## start INFORMATION SUPPLIED

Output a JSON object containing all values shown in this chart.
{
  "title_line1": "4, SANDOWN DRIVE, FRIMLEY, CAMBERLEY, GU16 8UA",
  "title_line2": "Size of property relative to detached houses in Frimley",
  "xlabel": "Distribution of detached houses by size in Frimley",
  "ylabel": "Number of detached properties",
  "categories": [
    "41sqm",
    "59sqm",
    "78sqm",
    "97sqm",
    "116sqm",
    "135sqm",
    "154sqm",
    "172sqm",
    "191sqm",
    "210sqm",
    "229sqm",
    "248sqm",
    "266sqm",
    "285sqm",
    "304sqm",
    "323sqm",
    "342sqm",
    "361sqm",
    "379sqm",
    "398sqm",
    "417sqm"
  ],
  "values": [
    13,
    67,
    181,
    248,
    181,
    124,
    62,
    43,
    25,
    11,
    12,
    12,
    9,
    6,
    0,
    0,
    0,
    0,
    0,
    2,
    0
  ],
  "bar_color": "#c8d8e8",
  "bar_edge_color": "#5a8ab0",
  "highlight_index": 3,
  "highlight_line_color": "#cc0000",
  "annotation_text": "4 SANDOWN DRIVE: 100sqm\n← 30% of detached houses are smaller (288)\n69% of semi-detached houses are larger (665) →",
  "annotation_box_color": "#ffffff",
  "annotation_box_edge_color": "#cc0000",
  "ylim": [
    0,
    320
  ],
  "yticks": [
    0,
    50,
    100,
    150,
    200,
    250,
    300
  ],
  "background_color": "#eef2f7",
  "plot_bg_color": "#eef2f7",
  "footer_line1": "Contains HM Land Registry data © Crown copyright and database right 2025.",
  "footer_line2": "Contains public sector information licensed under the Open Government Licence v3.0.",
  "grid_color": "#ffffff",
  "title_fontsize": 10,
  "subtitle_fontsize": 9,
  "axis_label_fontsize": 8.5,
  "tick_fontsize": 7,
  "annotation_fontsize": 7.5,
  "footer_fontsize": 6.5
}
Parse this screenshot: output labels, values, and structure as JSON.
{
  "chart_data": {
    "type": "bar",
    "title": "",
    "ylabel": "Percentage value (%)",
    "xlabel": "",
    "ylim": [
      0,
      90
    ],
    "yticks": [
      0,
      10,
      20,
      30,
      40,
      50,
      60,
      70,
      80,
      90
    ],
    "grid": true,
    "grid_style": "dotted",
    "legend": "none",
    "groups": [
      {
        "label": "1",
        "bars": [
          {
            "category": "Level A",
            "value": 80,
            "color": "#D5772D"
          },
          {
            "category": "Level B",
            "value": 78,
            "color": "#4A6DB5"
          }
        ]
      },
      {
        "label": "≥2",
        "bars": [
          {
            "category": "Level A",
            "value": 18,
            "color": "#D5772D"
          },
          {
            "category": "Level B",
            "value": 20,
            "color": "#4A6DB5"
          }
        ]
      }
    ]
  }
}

## end INFORMATION SUPPLIED

▶ **PROMPT**:
Copy every line of the records word for word.

▶ **RESULT FOR THIS EXERCISE**:
Output a JSON object containing all values shown in this chart.
{
  "title_line1": "4, SANDOWN DRIVE, FRIMLEY, CAMBERLEY, GU16 8UA",
  "title_line2": "Size of property relative to detached houses in Frimley",
  "xlabel": "Distribution of detached houses by size in Frimley",
  "ylabel": "Number of detached properties",
  "categories": [
    "41sqm",
    "59sqm",
    "78sqm",
    "97sqm",
    "116sqm",
    "135sqm",
    "154sqm",
    "172sqm",
    "191sqm",
    "210sqm",
    "229sqm",
    "248sqm",
    "266sqm",
    "285sqm",
    "304sqm",
    "323sqm",
    "342sqm",
    "361sqm",
    "379sqm",
    "398sqm",
    "417sqm"
  ],
  "values": [
    13,
    67,
    181,
    248,
    181,
    124,
    62,
    43,
    25,
    11,
    12,
    12,
    9,
    6,
    0,
    0,
    0,
    0,
    0,
    2,
    0
  ],
  "bar_color": "#c8d8e8",
  "bar_edge_color": "#5a8ab0",
  "highlight_index": 3,
  "highlight_line_color": "#cc0000",
  "annotation_text": "4 SANDOWN DRIVE: 100sqm\n← 30% of detached houses are smaller (288)\n69% of semi-detached houses are larger (665) →",
  "annotation_box_color": "#ffffff",
  "annotation_box_edge_color": "#cc0000",
  "ylim": [
    0,
    320
  ],
  "yticks": [
    0,
    50,
    100,
    150,
    200,
    250,
    300
  ],
  "background_color": "#eef2f7",
  "plot_bg_color": "#eef2f7",
  "footer_line1": "Contains HM Land Registry data © Crown copyright and database right 2025.",
  "footer_line2": "Contains public sector information licensed under the Open Government Licence v3.0.",
  "grid_color": "#ffffff",
  "title_fontsize": 10,
  "subtitle_fontsize": 9,
  "axis_label_fontsize": 8.5,
  "tick_fontsize": 7,
  "annotation_fontsize": 7.5,
  "footer_fontsize": 6.5
}
Parse this screenshot: output labels, values, and structure as JSON.
{
  "chart_data": {
    "type": "bar",
    "title": "",
    "ylabel": "Percentage value (%)",
    "xlabel": "",
    "ylim": [
      0,
      90
    ],
    "yticks": [
      0,
      10,
      20,
      30,
      40,
      50,
      60,
      70,
      80,
      90
    ],
    "grid": true,
    "grid_style": "dotted",
    "legend": "none",
    "groups": [
      {
        "label": "1",
        "bars": [
          {
            "category": "Level A",
            "value": 80,
            "color": "#D5772D"
          },
          {
            "category": "Level B",
            "value": 78,
            "color": "#4A6DB5"
          }
        ]
      },
      {
        "label": "≥2",
        "bars": [
          {
            "category": "Level A",
            "value": 18,
            "color": "#D5772D"
          },
          {
            "category": "Level B",
            "value": 20,
            "color": "#4A6DB5"
          }
        ]
      }
    ]
  }
}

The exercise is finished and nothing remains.